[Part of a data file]

'''

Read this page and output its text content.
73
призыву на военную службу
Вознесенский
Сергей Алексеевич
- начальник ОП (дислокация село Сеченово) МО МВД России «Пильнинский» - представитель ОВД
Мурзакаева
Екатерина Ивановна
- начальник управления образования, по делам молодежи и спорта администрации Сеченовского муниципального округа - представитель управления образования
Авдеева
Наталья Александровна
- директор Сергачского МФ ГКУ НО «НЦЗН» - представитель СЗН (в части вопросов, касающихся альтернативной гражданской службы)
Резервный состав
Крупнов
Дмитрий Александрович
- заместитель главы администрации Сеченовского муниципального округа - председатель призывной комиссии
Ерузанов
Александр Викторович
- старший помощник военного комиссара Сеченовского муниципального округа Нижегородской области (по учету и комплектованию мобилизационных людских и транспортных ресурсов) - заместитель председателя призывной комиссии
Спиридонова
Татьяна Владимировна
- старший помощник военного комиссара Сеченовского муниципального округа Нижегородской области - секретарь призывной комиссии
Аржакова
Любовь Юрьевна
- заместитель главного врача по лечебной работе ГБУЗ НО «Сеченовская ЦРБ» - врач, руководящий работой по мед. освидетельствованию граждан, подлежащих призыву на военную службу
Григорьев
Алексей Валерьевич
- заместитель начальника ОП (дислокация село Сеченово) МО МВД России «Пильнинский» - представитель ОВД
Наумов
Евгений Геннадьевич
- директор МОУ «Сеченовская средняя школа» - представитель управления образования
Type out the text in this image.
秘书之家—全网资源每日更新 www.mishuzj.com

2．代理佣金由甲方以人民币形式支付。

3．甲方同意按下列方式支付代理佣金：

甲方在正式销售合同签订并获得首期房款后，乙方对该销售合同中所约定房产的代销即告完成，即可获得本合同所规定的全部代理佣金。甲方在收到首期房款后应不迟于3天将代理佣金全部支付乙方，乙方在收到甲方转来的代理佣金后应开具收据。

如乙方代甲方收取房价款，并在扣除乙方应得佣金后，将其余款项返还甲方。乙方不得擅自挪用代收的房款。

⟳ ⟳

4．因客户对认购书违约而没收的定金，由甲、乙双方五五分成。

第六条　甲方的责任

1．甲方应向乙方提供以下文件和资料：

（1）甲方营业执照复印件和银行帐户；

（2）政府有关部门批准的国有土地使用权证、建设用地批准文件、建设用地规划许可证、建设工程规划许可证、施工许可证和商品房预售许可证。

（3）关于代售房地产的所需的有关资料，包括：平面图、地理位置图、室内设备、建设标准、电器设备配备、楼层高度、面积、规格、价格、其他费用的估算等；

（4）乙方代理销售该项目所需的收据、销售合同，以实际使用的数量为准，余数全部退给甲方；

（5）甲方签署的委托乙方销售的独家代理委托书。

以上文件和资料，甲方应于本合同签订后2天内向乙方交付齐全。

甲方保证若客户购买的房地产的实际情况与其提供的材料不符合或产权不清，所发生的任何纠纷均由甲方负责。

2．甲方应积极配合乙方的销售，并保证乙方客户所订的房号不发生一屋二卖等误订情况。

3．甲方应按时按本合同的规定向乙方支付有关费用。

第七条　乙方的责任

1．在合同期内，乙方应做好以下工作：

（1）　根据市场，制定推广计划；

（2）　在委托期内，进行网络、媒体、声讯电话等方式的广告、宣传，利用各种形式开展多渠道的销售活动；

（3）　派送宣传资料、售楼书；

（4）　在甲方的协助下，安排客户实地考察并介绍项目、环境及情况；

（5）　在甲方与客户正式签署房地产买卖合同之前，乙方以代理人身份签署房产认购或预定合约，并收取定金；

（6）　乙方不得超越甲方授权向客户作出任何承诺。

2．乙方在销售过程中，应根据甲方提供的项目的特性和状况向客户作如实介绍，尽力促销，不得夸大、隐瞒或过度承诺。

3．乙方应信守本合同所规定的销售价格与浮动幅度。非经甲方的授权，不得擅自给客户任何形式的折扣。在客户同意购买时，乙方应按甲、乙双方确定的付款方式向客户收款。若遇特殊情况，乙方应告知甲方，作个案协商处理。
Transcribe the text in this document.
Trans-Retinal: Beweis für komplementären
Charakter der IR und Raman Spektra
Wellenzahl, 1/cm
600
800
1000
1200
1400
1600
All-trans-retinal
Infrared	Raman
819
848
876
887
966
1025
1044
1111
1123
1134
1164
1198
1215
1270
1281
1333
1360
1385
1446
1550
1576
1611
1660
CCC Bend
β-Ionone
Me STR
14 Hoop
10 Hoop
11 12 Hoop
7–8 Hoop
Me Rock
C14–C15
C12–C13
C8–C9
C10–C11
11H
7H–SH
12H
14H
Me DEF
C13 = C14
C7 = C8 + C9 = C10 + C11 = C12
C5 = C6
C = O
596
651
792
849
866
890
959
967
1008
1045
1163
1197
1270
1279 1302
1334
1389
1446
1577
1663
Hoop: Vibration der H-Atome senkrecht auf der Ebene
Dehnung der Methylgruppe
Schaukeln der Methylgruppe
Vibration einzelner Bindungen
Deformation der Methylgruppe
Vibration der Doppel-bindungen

'''

Look through the entries above and report each line where the string "военного" occurs.

**Answer to the task:**
- старший помощник военного комиссара Сеченовского муниципального округа Нижегородской области (по учету и комплектованию мобилизационных людских и транспортных ресурсов) - заместитель председателя призывной комиссии
- старший помощник военного комиссара Сеченовского муниципального округа Нижегородской области - секретарь призывной комиссии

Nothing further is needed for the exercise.